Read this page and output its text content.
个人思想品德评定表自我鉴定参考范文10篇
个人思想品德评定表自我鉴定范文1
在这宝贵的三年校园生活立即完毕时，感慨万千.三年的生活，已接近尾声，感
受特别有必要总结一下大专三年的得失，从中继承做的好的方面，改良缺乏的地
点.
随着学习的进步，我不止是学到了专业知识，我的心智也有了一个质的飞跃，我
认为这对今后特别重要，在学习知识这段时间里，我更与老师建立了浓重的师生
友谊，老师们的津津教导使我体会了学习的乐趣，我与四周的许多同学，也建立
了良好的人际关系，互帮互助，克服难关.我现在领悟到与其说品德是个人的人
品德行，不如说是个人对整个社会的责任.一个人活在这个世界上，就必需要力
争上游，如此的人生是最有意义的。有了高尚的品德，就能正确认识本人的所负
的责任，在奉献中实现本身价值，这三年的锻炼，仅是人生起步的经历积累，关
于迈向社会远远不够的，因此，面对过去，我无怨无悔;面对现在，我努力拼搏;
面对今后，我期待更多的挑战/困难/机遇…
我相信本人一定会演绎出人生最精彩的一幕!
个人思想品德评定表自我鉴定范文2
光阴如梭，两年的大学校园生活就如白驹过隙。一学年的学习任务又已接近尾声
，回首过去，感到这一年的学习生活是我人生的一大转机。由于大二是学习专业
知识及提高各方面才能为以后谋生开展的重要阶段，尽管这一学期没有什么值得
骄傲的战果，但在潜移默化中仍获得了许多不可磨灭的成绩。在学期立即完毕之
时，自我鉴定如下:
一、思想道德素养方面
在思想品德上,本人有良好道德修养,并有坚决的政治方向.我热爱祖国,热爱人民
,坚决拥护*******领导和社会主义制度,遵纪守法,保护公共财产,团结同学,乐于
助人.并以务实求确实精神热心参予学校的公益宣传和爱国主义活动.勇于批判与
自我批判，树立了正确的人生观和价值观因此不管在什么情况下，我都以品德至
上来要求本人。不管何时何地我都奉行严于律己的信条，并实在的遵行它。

WHAT YOU SHOULD DO: Reproduce the data in its entirety, matching each character.

REPLY:
Read this page and output its text content.
个人思想品德评定表自我鉴定参考范文10篇
个人思想品德评定表自我鉴定范文1
在这宝贵的三年校园生活立即完毕时，感慨万千.三年的生活，已接近尾声，感
受特别有必要总结一下大专三年的得失，从中继承做的好的方面，改良缺乏的地
点.
随着学习的进步，我不止是学到了专业知识，我的心智也有了一个质的飞跃，我
认为这对今后特别重要，在学习知识这段时间里，我更与老师建立了浓重的师生
友谊，老师们的津津教导使我体会了学习的乐趣，我与四周的许多同学，也建立
了良好的人际关系，互帮互助，克服难关.我现在领悟到与其说品德是个人的人
品德行，不如说是个人对整个社会的责任.一个人活在这个世界上，就必需要力
争上游，如此的人生是最有意义的。有了高尚的品德，就能正确认识本人的所负
的责任，在奉献中实现本身价值，这三年的锻炼，仅是人生起步的经历积累，关
于迈向社会远远不够的，因此，面对过去，我无怨无悔;面对现在，我努力拼搏;
面对今后，我期待更多的挑战/困难/机遇…
我相信本人一定会演绎出人生最精彩的一幕!
个人思想品德评定表自我鉴定范文2
光阴如梭，两年的大学校园生活就如白驹过隙。一学年的学习任务又已接近尾声
，回首过去，感到这一年的学习生活是我人生的一大转机。由于大二是学习专业
知识及提高各方面才能为以后谋生开展的重要阶段，尽管这一学期没有什么值得
骄傲的战果，但在潜移默化中仍获得了许多不可磨灭的成绩。在学期立即完毕之
时，自我鉴定如下:
一、思想道德素养方面
在思想品德上,本人有良好道德修养,并有坚决的政治方向.我热爱祖国,热爱人民
,坚决拥护*******领导和社会主义制度,遵纪守法,保护公共财产,团结同学,乐于
助人.并以务实求确实精神热心参予学校的公益宣传和爱国主义活动.勇于批判与
自我批判，树立了正确的人生观和价值观因此不管在什么情况下，我都以品德至
上来要求本人。不管何时何地我都奉行严于律己的信条，并实在的遵行它。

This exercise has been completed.